_WHAT TO DO_: Reproduce every record exactly as it appears, but not the pictures.

Recorded data:
+++
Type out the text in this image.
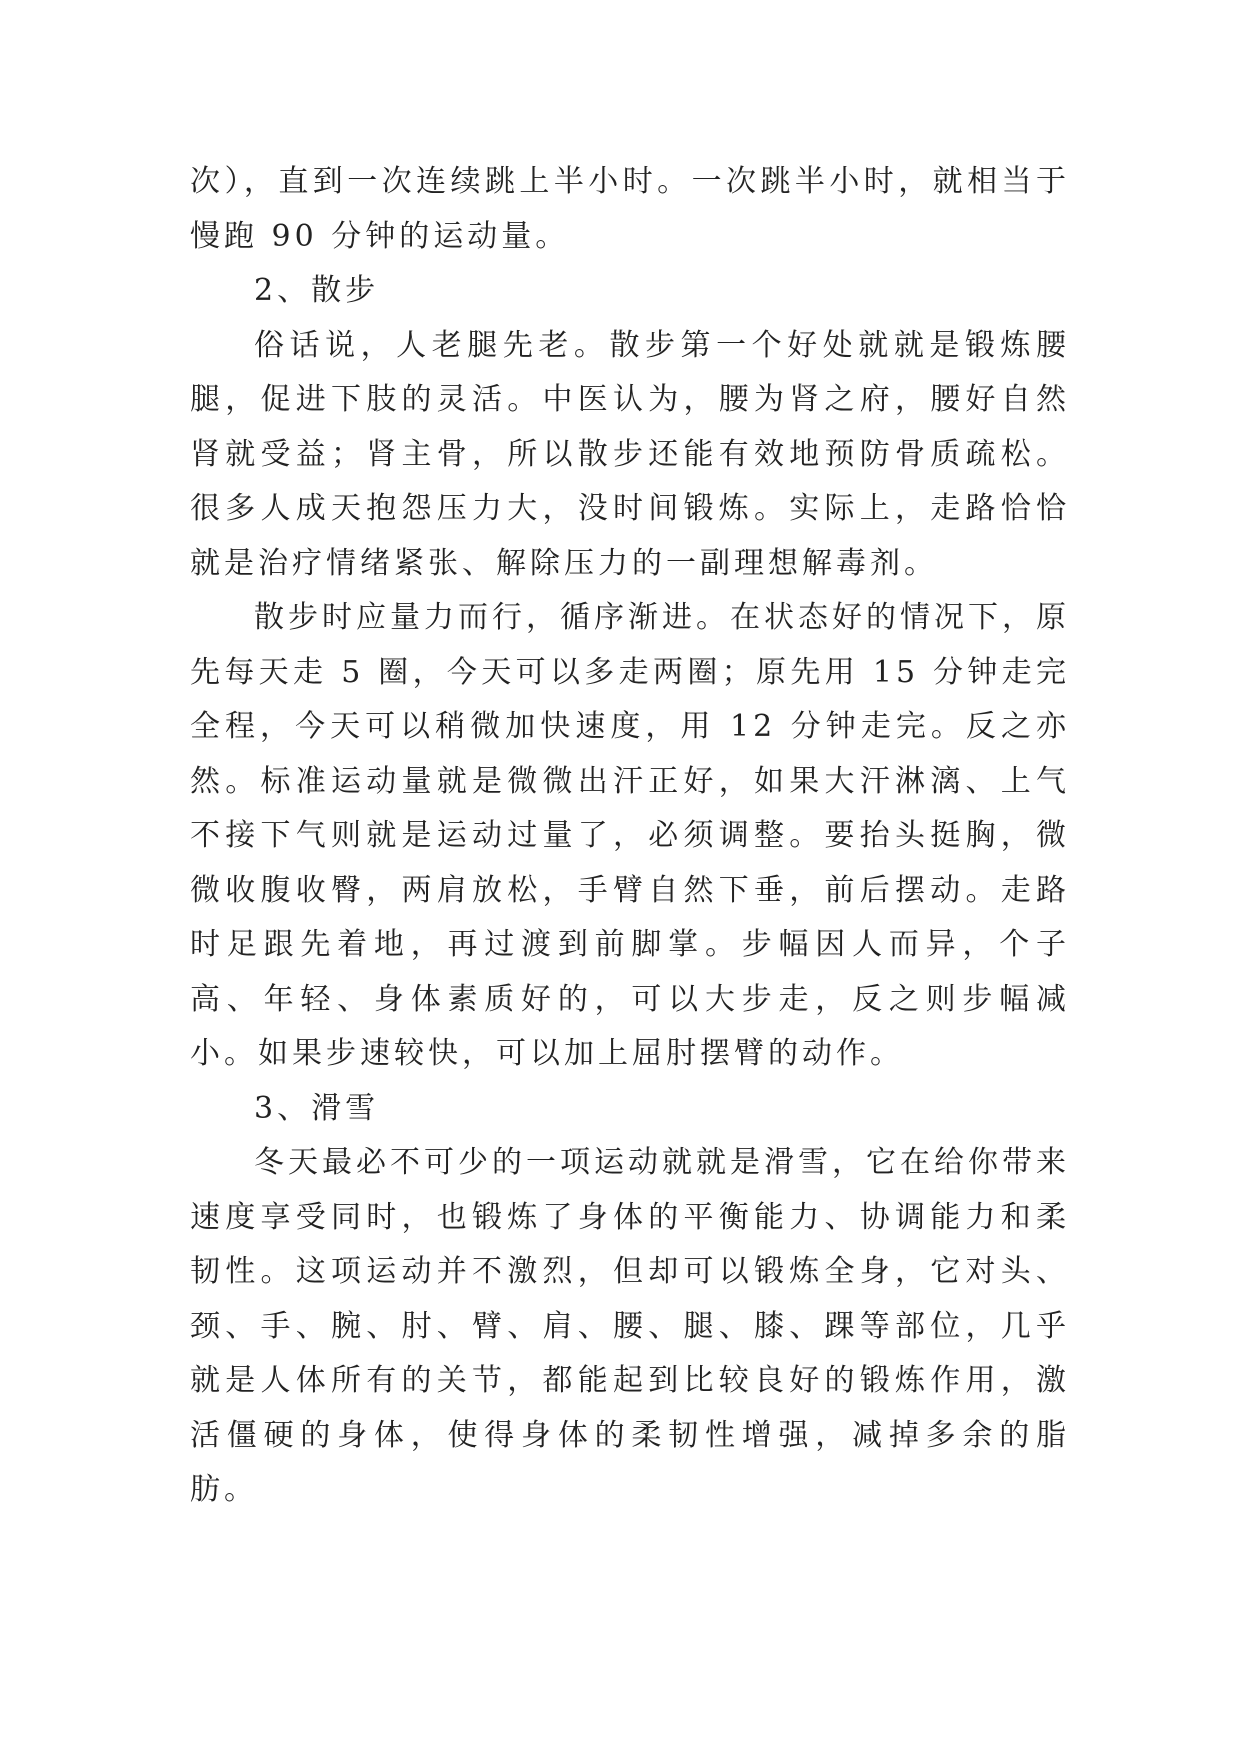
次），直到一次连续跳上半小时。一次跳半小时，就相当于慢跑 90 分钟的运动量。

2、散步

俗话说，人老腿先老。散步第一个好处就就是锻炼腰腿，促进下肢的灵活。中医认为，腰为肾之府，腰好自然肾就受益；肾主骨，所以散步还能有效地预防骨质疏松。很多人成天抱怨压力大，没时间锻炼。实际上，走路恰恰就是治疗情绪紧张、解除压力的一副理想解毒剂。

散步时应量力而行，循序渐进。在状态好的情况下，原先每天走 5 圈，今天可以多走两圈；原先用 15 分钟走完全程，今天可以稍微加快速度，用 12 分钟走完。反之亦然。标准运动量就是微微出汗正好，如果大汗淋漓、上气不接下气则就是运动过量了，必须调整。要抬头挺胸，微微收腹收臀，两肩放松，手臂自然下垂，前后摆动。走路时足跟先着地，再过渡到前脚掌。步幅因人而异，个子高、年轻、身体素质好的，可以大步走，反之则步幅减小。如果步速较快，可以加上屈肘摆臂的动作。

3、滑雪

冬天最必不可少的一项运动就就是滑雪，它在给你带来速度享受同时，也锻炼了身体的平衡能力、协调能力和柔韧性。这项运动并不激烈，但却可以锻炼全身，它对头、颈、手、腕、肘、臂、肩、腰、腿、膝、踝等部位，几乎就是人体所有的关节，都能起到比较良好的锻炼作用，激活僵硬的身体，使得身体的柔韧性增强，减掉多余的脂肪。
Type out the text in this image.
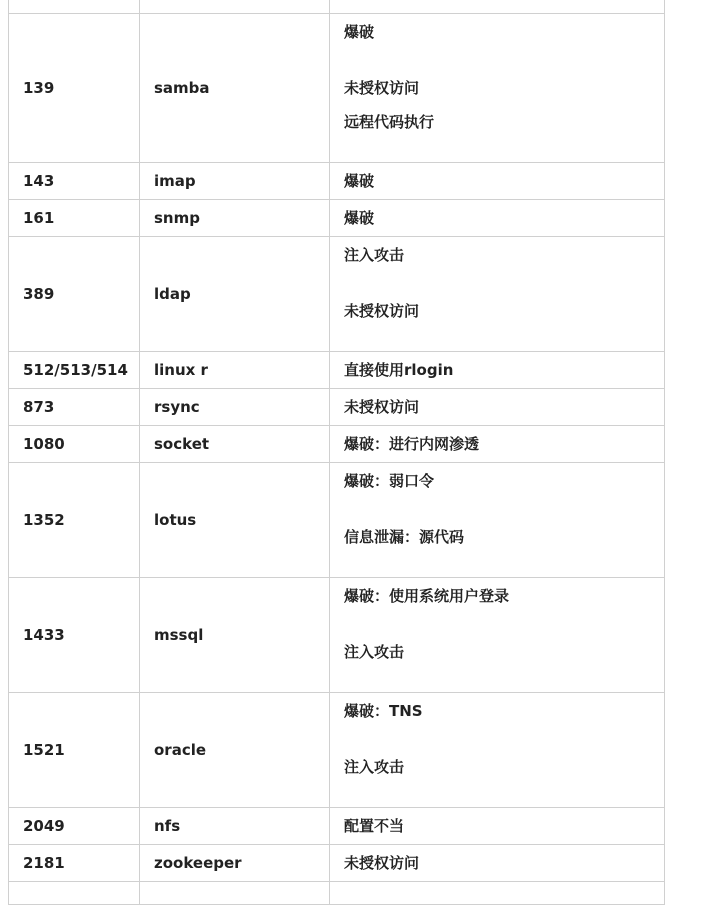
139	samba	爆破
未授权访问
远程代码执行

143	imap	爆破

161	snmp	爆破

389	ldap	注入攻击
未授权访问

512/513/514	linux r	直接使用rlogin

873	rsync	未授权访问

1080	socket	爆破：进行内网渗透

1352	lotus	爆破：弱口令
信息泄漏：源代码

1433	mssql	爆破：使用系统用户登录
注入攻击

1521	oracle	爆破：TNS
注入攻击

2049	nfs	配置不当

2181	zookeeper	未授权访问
+++
_ANSWER IN FULL_:
Type out the text in this image.
次），直到一次连续跳上半小时。一次跳半小时，就相当于慢跑 90 分钟的运动量。

2、散步

俗话说，人老腿先老。散步第一个好处就就是锻炼腰腿，促进下肢的灵活。中医认为，腰为肾之府，腰好自然肾就受益；肾主骨，所以散步还能有效地预防骨质疏松。很多人成天抱怨压力大，没时间锻炼。实际上，走路恰恰就是治疗情绪紧张、解除压力的一副理想解毒剂。

散步时应量力而行，循序渐进。在状态好的情况下，原先每天走 5 圈，今天可以多走两圈；原先用 15 分钟走完全程，今天可以稍微加快速度，用 12 分钟走完。反之亦然。标准运动量就是微微出汗正好，如果大汗淋漓、上气不接下气则就是运动过量了，必须调整。要抬头挺胸，微微收腹收臀，两肩放松，手臂自然下垂，前后摆动。走路时足跟先着地，再过渡到前脚掌。步幅因人而异，个子高、年轻、身体素质好的，可以大步走，反之则步幅减小。如果步速较快，可以加上屈肘摆臂的动作。

3、滑雪

冬天最必不可少的一项运动就就是滑雪，它在给你带来速度享受同时，也锻炼了身体的平衡能力、协调能力和柔韧性。这项运动并不激烈，但却可以锻炼全身，它对头、颈、手、腕、肘、臂、肩、腰、腿、膝、踝等部位，几乎就是人体所有的关节，都能起到比较良好的锻炼作用，激活僵硬的身体，使得身体的柔韧性增强，减掉多余的脂肪。
Type out the text in this image.
139	samba	爆破
未授权访问
远程代码执行

143	imap	爆破

161	snmp	爆破

389	ldap	注入攻击
未授权访问

512/513/514	linux r	直接使用rlogin

873	rsync	未授权访问

1080	socket	爆破：进行内网渗透

1352	lotus	爆破：弱口令
信息泄漏：源代码

1433	mssql	爆破：使用系统用户登录
注入攻击

1521	oracle	爆破：TNS
注入攻击

2049	nfs	配置不当

2181	zookeeper	未授权访问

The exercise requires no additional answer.